▶ **Work to complete**
Copy out exactly the lines from the one containing "What data populates" through the end of the records, and no pictures.

▶ **Records to use**
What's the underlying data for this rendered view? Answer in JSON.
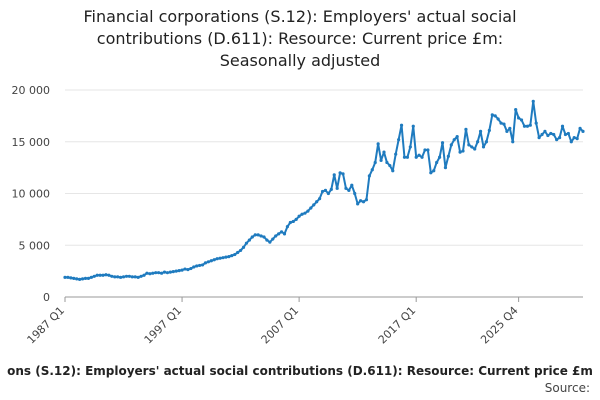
{
  "title_lines": [
    "Financial corporations (S.12): Employers' actual social",
    "contributions (D.611): Resource: Current price £m:",
    "Seasonally adjusted"
  ],
  "footer_title": "ons (S.12): Employers' actual social contributions (D.611): Resource: Current price £m",
  "footer_source": "Source:",
  "colors": {
    "series": "#1f7bbf",
    "grid": "#e6e6e6",
    "axis": "#999999"
  },
  "chart_data": {
    "type": "line",
    "title": "Financial corporations (S.12): Employers' actual social contributions (D.611): Resource: Current price £m: Seasonally adjusted",
    "xlabel": "",
    "ylabel": "",
    "ylim": [
      0,
      20000
    ],
    "y_ticks": [
      0,
      5000,
      10000,
      15000,
      20000
    ],
    "y_tick_labels": [
      "0",
      "5 000",
      "10 000",
      "15 000",
      "20 000"
    ],
    "x_tick_labels": [
      "1987 Q1",
      "1997 Q1",
      "2007 Q1",
      "2017 Q1",
      "2025 Q4"
    ],
    "x_range": [
      "1987 Q1",
      "2025 Q4"
    ],
    "grid": true,
    "series": [
      {
        "start": "1987 Q1",
        "values": [
          1900,
          1900,
          1850,
          1800,
          1750,
          1700,
          1750,
          1800,
          1800,
          1900,
          2000,
          2100,
          2100,
          2100,
          2150,
          2100,
          2000,
          1950,
          1950,
          1900,
          1950,
          2000,
          2000,
          1950,
          1950,
          1900,
          2000,
          2100,
          2300,
          2250,
          2300,
          2350,
          2350,
          2300,
          2400,
          2350,
          2400,
          2450,
          2500,
          2550,
          2600,
          2700,
          2650,
          2750,
          2900,
          3000,
          3050,
          3100,
          3300,
          3400,
          3500,
          3600,
          3700,
          3750,
          3800,
          3850,
          3900,
          4000,
          4100,
          4300,
          4500,
          4800,
          5200,
          5500,
          5800,
          6000,
          6000,
          5900,
          5800,
          5500,
          5300,
          5600,
          5900,
          6100,
          6300,
          6100,
          6800,
          7200,
          7300,
          7500,
          7800,
          8000,
          8100,
          8300,
          8600,
          8900,
          9200,
          9500,
          10200,
          10300,
          10000,
          10400,
          11800,
          10500,
          12000,
          11900,
          10500,
          10300,
          10800,
          10000,
          9000,
          9300,
          9200,
          9400,
          11700,
          12300,
          13000,
          14800,
          13200,
          14000,
          13000,
          12700,
          12200,
          13800,
          15200,
          16600,
          13500,
          13500,
          14500,
          16500,
          13500,
          13700,
          13500,
          14200,
          14200,
          12000,
          12200,
          13000,
          13500,
          14900,
          12500,
          13600,
          14700,
          15200,
          15500,
          14000,
          14100,
          16200,
          14700,
          14500,
          14300,
          15000,
          16000,
          14500,
          15000,
          16100,
          17600,
          17500,
          17200,
          16800,
          16700,
          16000,
          16300,
          15000,
          18100,
          17300,
          17100,
          16500,
          16500,
          16600,
          18900,
          16800,
          15400,
          15700,
          16000,
          15600,
          15800,
          15700,
          15200,
          15400,
          16500,
          15700,
          15800,
          15000,
          15400,
          15300,
          16300,
          16000
        ]
      }
    ]
  }
}
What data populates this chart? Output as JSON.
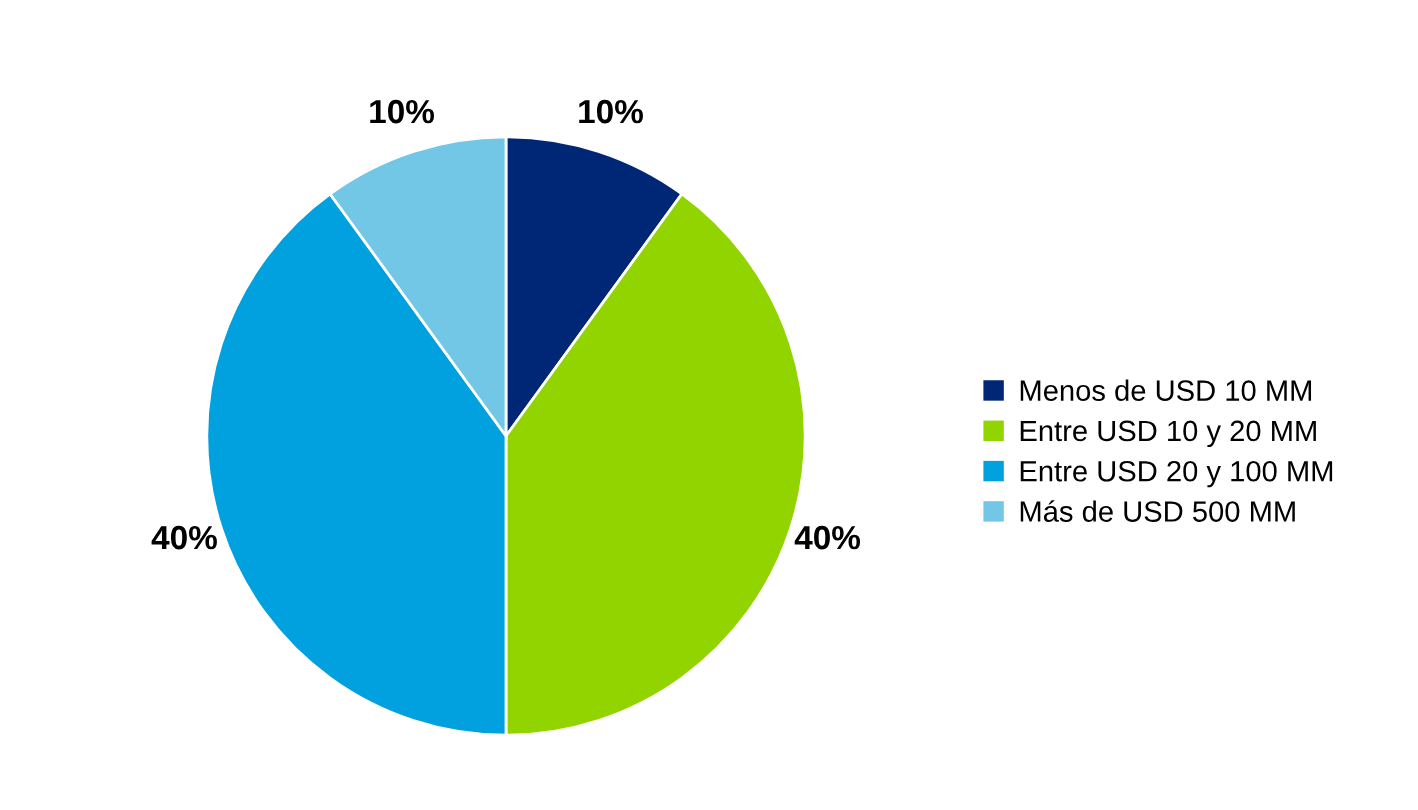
{
  "chart_data": {
    "type": "pie",
    "categories": [
      "Menos de USD 10 MM",
      "Entre USD 10 y 20 MM",
      "Entre USD 20 y 100 MM",
      "Más de USD 500 MM"
    ],
    "values": [
      10,
      40,
      40,
      10
    ],
    "colors": [
      "#002776",
      "#92d400",
      "#00a1de",
      "#72c7e7"
    ],
    "value_labels": [
      "10%",
      "40%",
      "40%",
      "10%"
    ],
    "legend": "right"
  }
}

▶ **Task result**
What data populates this chart? Output as JSON.
{
  "chart_data": {
    "type": "pie",
    "categories": [
      "Menos de USD 10 MM",
      "Entre USD 10 y 20 MM",
      "Entre USD 20 y 100 MM",
      "Más de USD 500 MM"
    ],
    "values": [
      10,
      40,
      40,
      10
    ],
    "colors": [
      "#002776",
      "#92d400",
      "#00a1de",
      "#72c7e7"
    ],
    "value_labels": [
      "10%",
      "40%",
      "40%",
      "10%"
    ],
    "legend": "right"
  }
}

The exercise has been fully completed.